- SET TASK A:
Copy these entries line for line, starting with the line that contains "Enumerate the UI" and going on through the line that contains "x-tick-label: May — [704, 248, 723, 259]". Leave the pictures out.

- PASSAGE TO READ:
---*---

POSTED: 03/26/2015 10:51:01 AM CDT
UPDATED: 03/27/2015 09:14:31 AM CDT
We see them everywhere. Little Free Libraries that look like miniature barns, chalets, birdhouses, British telephone booths and other fancifully decorated structures.
Inside are all kinds of books -- from romances to car repair -- that people can take without asking permission, checking out or purchasing. They are expected to replace the book with one of their own.
"Our position is that we are a global asset," said Todd Bol, creator of the organization whose motto is, "Take a book, return a book.
Bol, 59, is an amiable, talkative guy seated at a big table made of century-old barn wood in the Little Free Library office and workshops near Hudson, Wis., where his 14-person staff works in a one-story building that smells of freshly cut wood. Behind him is a wall of 200 tiles showing Little Libraries of Distinction from all over the world.
For Bol, who calls himself a social entrepreneur, Little Free Libraries is about more than exchanging books. He wants nothing less than to change society.
"We're bringing neighborhoods together through books, literacy and conversation, talking about common goals," he said. "The (political) right likes us and the left likes us. How do you say 'no' to reading? As a populace, we are upset we are getting pushed apart when we want to come together.That's what Little Free Libraries do."
Bol built what would become the first Little Library in 2009, and the organization officially was established as a Wisconsin nonprofit corporation in May 2012.
Now there are 25,000 registered Little Free Libraries in 50 states and 70 countries. That's why Little Free Library is hosting its first fundraiser Sunday, celebrating its five-year anniversary and launching the Big Little Campaign to raise money to double the program's impact and register 50,000 little libraries.

---*---

- SET TASK B:
Write out the article on Little Free Libraries again, starting with "Inside are all" and going on through "to change society.", with "pine" in place of "barn wood".

- EXCERPTED RECORDS:
---*---

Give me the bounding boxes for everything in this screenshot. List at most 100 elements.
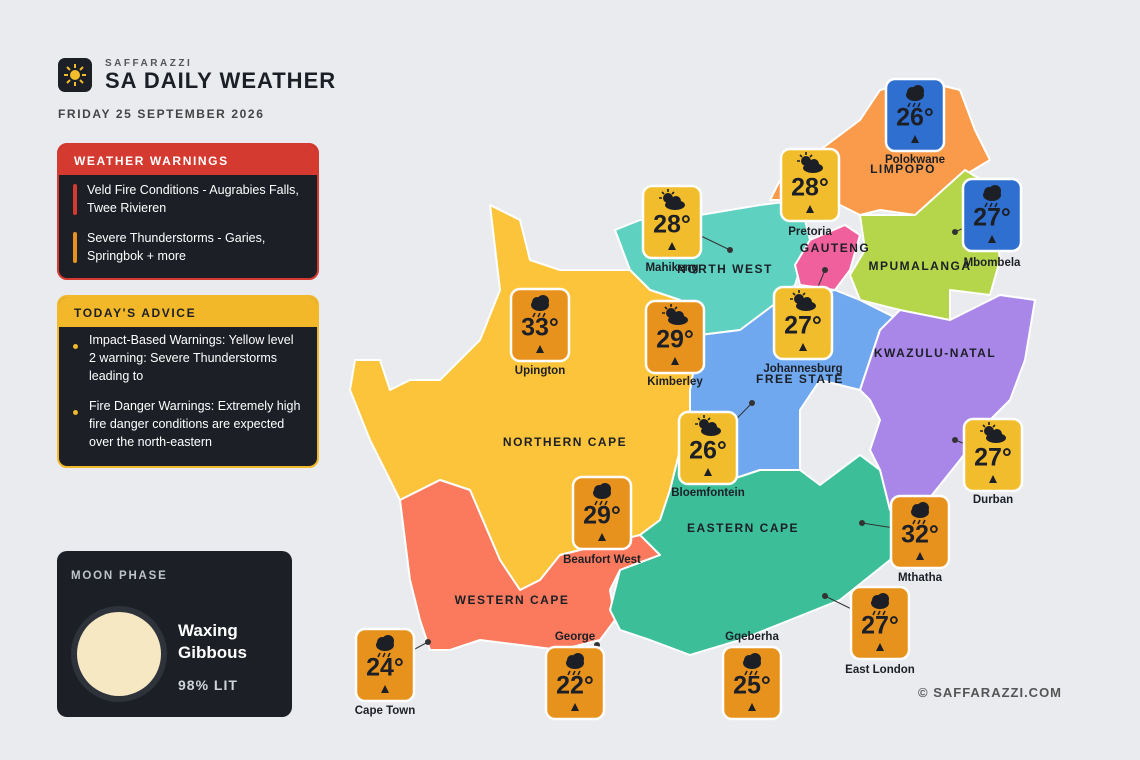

---*---

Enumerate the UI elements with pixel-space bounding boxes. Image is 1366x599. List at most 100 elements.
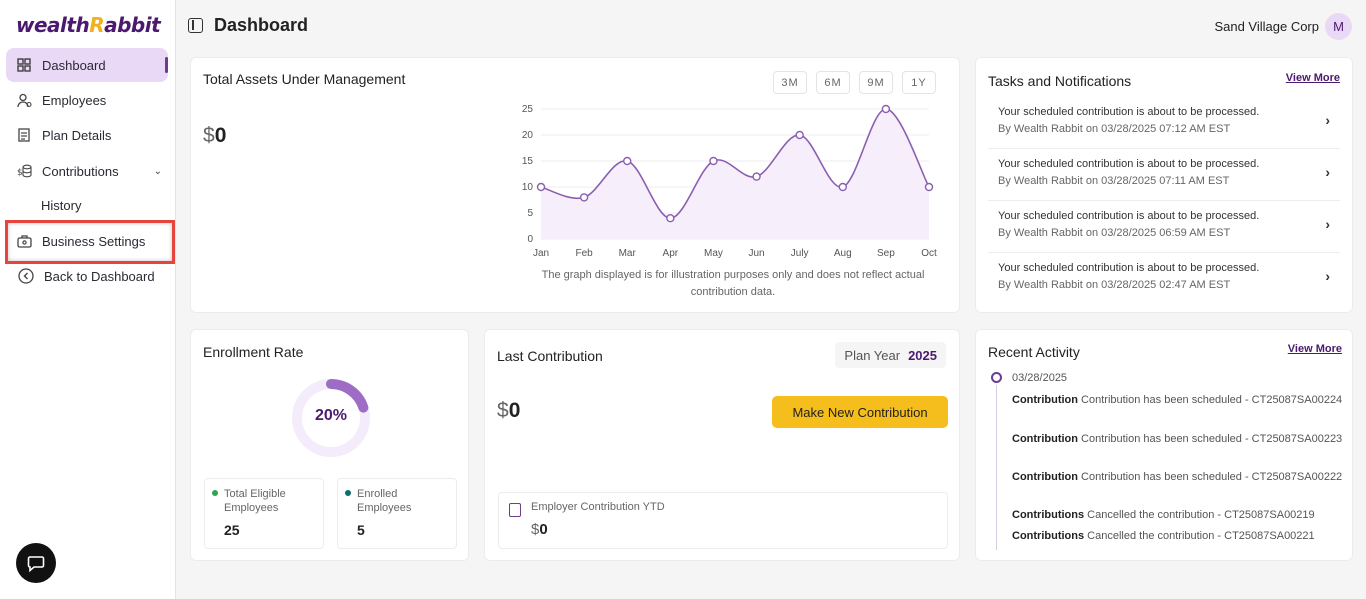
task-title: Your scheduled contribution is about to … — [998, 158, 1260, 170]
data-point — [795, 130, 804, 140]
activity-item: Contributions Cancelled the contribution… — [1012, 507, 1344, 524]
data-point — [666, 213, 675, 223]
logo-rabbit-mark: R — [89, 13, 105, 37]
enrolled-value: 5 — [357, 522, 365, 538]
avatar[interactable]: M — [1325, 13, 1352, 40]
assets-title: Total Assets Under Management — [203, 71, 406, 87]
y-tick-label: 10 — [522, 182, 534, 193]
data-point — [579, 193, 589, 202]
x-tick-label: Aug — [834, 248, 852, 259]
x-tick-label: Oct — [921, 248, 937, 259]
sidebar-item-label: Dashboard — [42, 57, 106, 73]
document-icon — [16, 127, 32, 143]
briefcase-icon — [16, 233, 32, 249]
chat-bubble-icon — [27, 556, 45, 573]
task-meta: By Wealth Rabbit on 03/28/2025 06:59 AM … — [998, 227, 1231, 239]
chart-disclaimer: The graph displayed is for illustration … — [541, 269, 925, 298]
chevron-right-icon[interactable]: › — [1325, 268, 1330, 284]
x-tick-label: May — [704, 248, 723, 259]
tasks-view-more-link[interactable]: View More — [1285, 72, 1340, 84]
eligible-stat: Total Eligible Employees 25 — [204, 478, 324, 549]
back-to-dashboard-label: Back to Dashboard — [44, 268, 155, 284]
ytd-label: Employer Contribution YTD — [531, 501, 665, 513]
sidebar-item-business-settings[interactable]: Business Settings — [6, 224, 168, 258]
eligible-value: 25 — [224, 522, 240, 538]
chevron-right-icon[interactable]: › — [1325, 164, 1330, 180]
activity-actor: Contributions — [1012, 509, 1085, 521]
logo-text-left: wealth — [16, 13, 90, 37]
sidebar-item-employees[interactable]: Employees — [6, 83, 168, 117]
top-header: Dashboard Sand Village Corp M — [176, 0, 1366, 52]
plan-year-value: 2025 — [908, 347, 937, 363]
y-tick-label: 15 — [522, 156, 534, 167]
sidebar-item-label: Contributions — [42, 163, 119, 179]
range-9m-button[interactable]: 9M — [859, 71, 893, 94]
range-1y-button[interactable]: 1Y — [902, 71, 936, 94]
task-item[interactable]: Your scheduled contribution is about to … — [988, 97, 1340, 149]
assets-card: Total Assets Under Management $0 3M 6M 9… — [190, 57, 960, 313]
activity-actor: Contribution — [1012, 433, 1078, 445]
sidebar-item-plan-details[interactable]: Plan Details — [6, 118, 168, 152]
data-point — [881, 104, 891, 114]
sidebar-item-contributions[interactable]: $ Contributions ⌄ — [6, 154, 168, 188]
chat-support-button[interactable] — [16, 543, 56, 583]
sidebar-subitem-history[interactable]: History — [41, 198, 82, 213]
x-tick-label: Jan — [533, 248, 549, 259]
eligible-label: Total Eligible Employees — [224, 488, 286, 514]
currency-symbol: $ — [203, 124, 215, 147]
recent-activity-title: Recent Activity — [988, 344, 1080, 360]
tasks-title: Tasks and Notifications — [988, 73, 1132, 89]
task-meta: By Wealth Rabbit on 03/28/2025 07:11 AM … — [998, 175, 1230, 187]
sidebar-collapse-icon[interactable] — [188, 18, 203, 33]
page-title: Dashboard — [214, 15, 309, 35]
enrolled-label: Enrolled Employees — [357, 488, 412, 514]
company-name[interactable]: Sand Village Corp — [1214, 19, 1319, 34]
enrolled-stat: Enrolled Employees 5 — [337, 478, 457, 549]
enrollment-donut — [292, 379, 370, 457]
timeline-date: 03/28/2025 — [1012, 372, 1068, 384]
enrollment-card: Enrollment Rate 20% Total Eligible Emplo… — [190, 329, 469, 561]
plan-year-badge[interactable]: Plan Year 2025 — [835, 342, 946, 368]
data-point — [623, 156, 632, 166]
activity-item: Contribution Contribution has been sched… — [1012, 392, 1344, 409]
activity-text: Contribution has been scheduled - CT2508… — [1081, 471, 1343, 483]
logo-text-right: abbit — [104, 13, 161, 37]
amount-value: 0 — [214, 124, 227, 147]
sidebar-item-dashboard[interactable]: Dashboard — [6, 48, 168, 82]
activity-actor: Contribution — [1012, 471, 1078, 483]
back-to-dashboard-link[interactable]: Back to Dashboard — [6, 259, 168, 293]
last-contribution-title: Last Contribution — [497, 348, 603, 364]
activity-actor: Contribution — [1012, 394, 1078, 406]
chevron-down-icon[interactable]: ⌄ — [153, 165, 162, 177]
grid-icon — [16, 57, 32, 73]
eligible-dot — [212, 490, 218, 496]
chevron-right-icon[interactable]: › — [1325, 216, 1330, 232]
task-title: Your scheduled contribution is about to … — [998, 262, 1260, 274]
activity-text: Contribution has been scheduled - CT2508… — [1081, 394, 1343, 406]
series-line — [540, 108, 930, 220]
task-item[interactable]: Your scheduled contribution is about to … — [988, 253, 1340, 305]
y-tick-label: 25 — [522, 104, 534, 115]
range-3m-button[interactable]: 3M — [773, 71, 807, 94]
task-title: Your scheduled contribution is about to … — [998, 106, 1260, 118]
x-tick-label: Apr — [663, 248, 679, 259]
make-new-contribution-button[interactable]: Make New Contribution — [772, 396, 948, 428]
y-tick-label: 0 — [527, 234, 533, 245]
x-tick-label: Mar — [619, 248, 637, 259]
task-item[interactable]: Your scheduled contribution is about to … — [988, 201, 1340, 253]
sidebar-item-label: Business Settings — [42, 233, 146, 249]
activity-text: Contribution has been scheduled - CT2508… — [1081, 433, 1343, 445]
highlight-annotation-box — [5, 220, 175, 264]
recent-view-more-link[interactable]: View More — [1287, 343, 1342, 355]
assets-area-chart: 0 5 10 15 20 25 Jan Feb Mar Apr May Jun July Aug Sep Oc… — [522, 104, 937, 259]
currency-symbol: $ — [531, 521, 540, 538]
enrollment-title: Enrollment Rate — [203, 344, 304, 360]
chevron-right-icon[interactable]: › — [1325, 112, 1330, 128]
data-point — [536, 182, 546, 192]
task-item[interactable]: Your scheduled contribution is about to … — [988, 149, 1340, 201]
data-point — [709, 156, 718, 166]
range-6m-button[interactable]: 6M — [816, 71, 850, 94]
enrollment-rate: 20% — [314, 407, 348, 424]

---*---

- FULL RESPONSE A:
Enumerate the UI elements with pixel-space bounding boxes. Image is 1366x599. List at most 100 elements.
task-title: Your scheduled contribution is about to … — [998, 158, 1260, 170]
data-point — [795, 130, 804, 140]
activity-item: Contributions Cancelled the contribution… — [1012, 507, 1344, 524]
data-point — [666, 213, 675, 223]
logo-rabbit-mark: R — [89, 13, 105, 37]
enrolled-value: 5 — [357, 522, 365, 538]
avatar[interactable]: M — [1325, 13, 1352, 40]
assets-title: Total Assets Under Management — [203, 71, 406, 87]
y-tick-label: 10 — [522, 182, 534, 193]
data-point — [579, 193, 589, 202]
x-tick-label: Aug — [834, 248, 852, 259]
x-tick-label: Oct — [921, 248, 937, 259]
sidebar-item-label: Dashboard — [42, 57, 106, 73]
document-icon — [16, 127, 32, 143]
briefcase-icon — [16, 233, 32, 249]
chat-bubble-icon — [27, 556, 45, 573]
task-meta: By Wealth Rabbit on 03/28/2025 06:59 AM … — [998, 227, 1231, 239]
chart-disclaimer: The graph displayed is for illustration … — [541, 269, 925, 298]
chevron-right-icon[interactable]: › — [1325, 268, 1330, 284]
x-tick-label: May — [704, 248, 723, 259]

- FULL RESPONSE B:
Inside are all kinds of books -- from romances to car repair -- that people can take without asking permission, checking out or purchasing. They are expected to replace the book with one of their own.
"Our position is that we are a global asset," said Todd Bol, creator of the organization whose motto is, "Take a book, return a book.
Bol, 59, is an amiable, talkative guy seated at a big table made of century-old pine in the Little Free Library office and workshops near Hudson, Wis., where his 14-person staff works in a one-story building that smells of freshly cut wood. Behind him is a wall of 200 tiles showing Little Libraries of Distinction from all over the world.
For Bol, who calls himself a social entrepreneur, Little Free Libraries is about more than exchanging books. He wants nothing less than to change society.